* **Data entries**
## begin
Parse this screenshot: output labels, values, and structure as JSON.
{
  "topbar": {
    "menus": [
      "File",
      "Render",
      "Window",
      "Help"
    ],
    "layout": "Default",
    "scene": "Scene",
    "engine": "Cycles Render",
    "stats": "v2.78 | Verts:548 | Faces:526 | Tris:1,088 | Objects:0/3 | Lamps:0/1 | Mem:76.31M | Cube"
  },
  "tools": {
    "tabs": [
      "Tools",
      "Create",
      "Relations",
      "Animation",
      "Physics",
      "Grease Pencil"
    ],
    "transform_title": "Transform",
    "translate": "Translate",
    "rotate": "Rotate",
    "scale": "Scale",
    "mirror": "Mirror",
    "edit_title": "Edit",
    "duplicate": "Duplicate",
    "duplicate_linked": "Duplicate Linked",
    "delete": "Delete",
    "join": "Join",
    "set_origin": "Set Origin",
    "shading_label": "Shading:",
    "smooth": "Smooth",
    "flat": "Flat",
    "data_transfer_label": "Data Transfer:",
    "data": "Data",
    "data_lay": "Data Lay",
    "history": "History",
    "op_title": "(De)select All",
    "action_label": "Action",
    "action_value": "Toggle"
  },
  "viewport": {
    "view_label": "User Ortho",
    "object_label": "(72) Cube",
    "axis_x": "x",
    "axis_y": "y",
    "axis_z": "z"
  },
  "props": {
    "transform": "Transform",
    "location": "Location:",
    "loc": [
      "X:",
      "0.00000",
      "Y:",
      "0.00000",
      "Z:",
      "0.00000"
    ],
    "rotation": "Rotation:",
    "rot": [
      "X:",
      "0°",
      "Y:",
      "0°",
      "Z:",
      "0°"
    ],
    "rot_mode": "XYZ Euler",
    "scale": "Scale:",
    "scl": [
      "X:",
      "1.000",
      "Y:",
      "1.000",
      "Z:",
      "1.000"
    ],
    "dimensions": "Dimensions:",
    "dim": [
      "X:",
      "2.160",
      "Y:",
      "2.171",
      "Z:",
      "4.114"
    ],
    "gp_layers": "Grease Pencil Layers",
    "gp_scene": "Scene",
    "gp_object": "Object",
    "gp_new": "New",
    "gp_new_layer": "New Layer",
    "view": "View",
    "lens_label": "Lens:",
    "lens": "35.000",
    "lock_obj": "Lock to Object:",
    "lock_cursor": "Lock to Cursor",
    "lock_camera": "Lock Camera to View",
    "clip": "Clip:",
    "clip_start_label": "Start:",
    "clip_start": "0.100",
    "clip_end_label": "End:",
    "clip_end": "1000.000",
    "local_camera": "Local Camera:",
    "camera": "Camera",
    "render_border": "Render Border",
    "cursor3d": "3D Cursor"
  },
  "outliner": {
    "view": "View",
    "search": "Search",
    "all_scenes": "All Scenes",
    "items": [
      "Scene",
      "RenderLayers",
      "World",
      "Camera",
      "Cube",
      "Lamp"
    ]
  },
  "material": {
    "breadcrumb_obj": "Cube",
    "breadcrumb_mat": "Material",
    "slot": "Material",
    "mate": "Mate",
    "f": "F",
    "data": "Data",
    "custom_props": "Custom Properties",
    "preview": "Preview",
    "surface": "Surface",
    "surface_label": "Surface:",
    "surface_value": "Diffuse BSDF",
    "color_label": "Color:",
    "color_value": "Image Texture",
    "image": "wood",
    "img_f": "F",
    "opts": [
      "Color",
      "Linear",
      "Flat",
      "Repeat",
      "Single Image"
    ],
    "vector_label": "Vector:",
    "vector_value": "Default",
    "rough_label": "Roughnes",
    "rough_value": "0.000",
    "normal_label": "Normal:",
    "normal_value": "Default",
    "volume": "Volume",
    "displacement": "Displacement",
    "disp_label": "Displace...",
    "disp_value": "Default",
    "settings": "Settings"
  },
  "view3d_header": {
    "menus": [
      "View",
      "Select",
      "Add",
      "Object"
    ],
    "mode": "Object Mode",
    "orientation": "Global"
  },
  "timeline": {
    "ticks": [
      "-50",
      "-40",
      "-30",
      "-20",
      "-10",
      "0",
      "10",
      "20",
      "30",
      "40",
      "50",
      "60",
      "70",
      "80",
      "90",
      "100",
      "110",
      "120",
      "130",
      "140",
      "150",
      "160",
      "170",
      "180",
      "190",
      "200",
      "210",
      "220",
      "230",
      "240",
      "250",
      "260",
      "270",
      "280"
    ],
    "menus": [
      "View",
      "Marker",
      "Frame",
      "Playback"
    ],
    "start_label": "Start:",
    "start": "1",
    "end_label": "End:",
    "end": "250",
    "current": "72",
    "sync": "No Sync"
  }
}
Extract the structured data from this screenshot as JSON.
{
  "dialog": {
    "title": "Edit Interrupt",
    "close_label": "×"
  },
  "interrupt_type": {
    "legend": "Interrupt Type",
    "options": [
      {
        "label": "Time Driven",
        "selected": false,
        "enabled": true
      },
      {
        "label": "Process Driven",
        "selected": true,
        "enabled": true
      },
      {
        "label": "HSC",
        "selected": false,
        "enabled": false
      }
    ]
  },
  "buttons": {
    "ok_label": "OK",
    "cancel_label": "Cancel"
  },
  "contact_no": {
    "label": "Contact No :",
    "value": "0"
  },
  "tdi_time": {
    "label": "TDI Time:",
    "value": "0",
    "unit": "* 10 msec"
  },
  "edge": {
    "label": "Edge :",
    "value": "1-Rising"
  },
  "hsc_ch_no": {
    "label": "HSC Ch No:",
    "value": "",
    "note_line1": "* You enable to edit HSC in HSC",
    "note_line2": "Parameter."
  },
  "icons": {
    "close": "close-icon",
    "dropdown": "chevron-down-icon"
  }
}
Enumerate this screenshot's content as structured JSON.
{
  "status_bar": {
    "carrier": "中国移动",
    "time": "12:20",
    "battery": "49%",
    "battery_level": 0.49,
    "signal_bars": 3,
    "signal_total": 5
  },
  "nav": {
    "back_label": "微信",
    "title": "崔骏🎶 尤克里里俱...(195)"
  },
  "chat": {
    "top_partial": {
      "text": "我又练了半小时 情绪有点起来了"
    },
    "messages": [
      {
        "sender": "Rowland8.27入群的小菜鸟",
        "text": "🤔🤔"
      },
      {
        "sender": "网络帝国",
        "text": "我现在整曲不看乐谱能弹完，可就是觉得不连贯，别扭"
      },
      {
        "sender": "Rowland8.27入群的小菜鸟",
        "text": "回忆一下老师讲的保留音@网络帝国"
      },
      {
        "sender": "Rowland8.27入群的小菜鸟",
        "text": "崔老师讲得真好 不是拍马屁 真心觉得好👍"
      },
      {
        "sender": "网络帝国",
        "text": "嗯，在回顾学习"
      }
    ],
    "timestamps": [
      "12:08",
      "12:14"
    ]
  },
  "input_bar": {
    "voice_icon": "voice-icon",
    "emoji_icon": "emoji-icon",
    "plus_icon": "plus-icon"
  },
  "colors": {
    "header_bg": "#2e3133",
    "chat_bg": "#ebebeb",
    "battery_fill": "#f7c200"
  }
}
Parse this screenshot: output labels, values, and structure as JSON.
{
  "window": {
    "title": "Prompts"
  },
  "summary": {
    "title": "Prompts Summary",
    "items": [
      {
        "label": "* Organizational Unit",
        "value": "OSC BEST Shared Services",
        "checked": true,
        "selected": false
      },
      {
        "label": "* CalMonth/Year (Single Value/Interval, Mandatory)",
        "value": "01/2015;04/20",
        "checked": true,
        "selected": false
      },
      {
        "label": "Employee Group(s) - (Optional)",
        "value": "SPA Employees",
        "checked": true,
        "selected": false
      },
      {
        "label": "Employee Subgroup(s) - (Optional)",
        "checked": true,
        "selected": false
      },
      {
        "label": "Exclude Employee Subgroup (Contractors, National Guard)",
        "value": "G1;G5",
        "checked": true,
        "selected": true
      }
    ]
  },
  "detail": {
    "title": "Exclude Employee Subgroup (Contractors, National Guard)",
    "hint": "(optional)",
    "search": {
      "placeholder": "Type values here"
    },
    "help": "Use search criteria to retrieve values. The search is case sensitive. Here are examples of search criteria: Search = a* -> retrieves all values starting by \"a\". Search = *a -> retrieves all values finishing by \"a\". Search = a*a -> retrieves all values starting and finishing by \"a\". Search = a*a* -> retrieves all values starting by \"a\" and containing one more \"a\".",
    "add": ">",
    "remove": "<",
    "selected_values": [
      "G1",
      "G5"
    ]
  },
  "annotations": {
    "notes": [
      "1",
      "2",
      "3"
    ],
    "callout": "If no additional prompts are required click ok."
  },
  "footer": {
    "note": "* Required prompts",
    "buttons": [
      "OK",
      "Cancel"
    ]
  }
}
## end
What is the number of lines in the data that hold the string "Camera"? Answer with the number only.

* **Exercise response**
4